In the listing that follows, count the lines holding the word "Google" and report only that number.

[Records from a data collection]
-*-
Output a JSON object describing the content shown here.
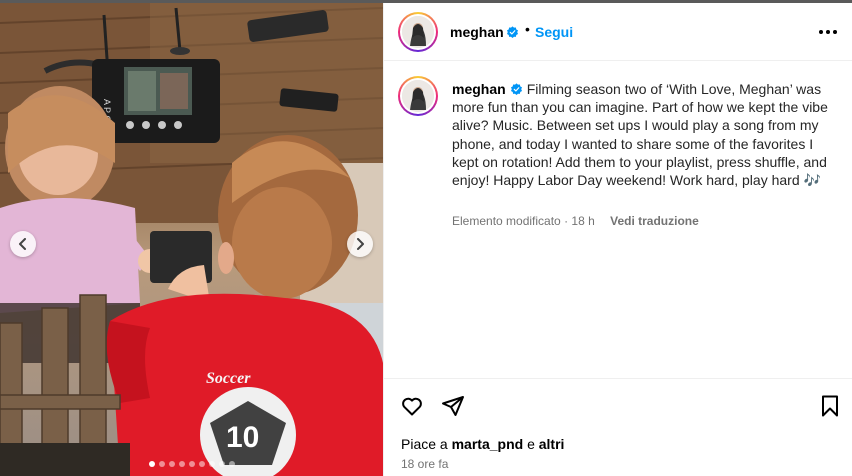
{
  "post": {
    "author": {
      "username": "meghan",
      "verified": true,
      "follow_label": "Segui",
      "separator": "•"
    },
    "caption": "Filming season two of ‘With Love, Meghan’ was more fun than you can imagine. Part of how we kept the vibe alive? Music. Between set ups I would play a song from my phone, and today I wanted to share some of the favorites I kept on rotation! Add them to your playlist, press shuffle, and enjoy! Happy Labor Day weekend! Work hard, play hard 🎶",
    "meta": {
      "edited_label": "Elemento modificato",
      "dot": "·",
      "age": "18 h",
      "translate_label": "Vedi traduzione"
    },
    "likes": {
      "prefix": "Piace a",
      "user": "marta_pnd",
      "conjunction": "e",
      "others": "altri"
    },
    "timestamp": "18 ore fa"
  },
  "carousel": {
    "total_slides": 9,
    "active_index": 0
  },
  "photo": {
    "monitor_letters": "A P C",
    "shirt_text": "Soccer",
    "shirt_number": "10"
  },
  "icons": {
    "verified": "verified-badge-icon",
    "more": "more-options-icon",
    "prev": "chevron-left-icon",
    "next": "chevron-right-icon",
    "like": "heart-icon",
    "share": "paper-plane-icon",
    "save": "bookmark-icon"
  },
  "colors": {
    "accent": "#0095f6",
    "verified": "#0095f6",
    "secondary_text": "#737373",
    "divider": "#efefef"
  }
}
-*-
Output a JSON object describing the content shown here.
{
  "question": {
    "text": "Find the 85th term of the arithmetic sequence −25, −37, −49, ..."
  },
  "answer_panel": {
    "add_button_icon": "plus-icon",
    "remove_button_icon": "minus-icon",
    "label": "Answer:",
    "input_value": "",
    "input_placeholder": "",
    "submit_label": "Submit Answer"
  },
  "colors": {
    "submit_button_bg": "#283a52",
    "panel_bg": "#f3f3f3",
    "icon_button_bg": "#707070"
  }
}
-*-
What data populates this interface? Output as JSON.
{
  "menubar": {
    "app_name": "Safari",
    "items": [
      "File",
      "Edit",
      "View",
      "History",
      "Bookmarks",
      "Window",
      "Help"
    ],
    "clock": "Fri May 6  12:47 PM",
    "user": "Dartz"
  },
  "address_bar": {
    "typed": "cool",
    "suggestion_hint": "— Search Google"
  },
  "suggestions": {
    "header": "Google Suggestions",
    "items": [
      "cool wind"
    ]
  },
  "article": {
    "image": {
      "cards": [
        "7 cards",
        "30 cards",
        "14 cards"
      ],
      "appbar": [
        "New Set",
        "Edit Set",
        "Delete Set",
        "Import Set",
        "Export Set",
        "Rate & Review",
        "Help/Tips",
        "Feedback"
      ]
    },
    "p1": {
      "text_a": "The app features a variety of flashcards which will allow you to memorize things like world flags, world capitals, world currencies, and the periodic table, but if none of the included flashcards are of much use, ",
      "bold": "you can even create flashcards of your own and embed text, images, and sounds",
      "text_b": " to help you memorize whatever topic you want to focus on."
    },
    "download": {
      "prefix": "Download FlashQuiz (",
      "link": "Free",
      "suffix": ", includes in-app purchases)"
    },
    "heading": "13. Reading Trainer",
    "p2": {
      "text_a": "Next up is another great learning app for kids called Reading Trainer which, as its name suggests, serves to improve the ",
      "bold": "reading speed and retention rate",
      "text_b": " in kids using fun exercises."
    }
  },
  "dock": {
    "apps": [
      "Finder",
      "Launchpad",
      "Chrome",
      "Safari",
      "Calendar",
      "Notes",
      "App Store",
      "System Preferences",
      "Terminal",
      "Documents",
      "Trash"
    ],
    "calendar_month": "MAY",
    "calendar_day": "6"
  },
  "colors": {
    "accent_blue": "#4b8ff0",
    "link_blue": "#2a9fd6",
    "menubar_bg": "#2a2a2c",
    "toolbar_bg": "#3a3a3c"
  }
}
-*-
* [Solution to this exercise]: 2